The number of homeless people in the state, however, is slowly decreasing, and, according to the Rhode Island Coalition for the Homeless, the problem could soon be solved, kind of.

Ending homelessness doesn’t mean no Rhode Islander will ever be homeless again. It’s about rebuilding a broken system to address the problem before it spirals out of control.

“We need a system that doesn’t shelter people but houses them,” said Karen Jeffreys, associate director for the Rhode Island Coalition for the Homeless. “Shelters have become homes, but the day will come when everyone now in our shelters and living on the street will have a home. We know how to solve homelessness. We know how to do this.”

Jeffreys is referring to the Housing First model — a relatively recent initiative in the efforts to end homelessness. Rather than moving homeless people through different tiers of housing, where each level moves them closer to independent living — from the streets to a shelter to a transitional housing program to their own apartment, for example — this accepted model moves a homeless individual or household quickly from the street or homeless shelter into an apartment.

This approach is based on the concept that a homeless person or family’s primary need is stable housing, and that other issues that may affect the individual or household should be addressed once housing is obtained. In contrast, outdated programs require the homeless to quit their vices before being given a place to live.

“The old way required people to stop drinking or stop smoking,” said LeeAnn Byrne, the coalition’s policy director. “Putting people in houses first works. It provides stability. It gives a homeless person a foundation to build a life on — instead of using the idea of housing as a carrot to stop them from drinking and using drugs.”

#### Description of the task:
In the passage on homelessness in Rhode Island, what position does LeeAnn Byrne hold?

#### Layout annotation data:
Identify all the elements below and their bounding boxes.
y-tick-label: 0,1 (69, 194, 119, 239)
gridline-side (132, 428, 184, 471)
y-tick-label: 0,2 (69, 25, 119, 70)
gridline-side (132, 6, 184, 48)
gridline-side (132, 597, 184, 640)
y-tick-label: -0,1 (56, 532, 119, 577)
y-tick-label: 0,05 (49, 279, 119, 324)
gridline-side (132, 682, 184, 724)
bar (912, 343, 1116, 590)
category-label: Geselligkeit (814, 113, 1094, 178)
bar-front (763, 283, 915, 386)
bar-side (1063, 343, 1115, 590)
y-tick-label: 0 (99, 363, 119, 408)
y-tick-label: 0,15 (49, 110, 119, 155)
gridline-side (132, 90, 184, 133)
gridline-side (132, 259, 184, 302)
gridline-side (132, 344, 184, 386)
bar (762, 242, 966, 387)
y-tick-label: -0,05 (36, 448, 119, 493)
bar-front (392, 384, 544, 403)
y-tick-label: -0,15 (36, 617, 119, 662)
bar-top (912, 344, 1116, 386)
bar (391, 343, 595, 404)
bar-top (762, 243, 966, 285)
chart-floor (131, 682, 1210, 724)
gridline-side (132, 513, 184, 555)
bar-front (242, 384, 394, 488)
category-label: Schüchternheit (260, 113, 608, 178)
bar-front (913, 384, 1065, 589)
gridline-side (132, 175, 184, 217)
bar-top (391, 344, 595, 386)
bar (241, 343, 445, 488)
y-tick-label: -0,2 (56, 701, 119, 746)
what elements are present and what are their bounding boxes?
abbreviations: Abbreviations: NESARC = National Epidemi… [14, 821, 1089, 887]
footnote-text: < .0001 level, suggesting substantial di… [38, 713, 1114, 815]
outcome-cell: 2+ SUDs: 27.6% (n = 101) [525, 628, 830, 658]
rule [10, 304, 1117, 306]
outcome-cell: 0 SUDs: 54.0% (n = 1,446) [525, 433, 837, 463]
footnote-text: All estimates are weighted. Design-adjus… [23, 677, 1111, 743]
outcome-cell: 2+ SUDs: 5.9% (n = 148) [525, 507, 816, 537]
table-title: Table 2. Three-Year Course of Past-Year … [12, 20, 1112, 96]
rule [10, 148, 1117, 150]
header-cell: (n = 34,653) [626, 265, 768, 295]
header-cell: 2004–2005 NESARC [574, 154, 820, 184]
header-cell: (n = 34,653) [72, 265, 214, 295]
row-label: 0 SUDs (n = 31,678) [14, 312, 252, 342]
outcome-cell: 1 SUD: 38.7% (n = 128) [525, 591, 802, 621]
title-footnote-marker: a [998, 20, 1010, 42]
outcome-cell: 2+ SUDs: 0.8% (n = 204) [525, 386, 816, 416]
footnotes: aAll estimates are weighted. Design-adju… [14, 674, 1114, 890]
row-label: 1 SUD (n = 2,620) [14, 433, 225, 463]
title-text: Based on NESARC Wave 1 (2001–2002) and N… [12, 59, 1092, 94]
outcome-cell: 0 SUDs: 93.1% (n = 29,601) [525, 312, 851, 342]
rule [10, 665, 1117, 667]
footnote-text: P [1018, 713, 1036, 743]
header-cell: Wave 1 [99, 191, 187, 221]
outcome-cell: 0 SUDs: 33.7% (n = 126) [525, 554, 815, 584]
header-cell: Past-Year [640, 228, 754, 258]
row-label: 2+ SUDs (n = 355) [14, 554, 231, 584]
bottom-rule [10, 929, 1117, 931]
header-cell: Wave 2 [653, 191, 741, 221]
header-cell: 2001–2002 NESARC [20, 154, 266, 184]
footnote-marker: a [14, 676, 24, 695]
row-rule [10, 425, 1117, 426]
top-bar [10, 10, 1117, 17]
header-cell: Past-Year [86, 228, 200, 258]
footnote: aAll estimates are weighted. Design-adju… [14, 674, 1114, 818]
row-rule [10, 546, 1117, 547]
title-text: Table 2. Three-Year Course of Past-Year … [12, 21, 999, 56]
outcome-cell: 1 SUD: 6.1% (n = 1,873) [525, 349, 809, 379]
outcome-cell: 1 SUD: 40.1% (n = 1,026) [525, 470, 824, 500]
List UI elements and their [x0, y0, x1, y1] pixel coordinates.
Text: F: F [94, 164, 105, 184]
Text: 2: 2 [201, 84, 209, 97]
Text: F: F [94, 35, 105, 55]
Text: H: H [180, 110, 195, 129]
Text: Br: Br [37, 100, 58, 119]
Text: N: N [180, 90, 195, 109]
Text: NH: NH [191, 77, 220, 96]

#### Exercise output:
Policy director of the Rhode Island Coalition for the Homeless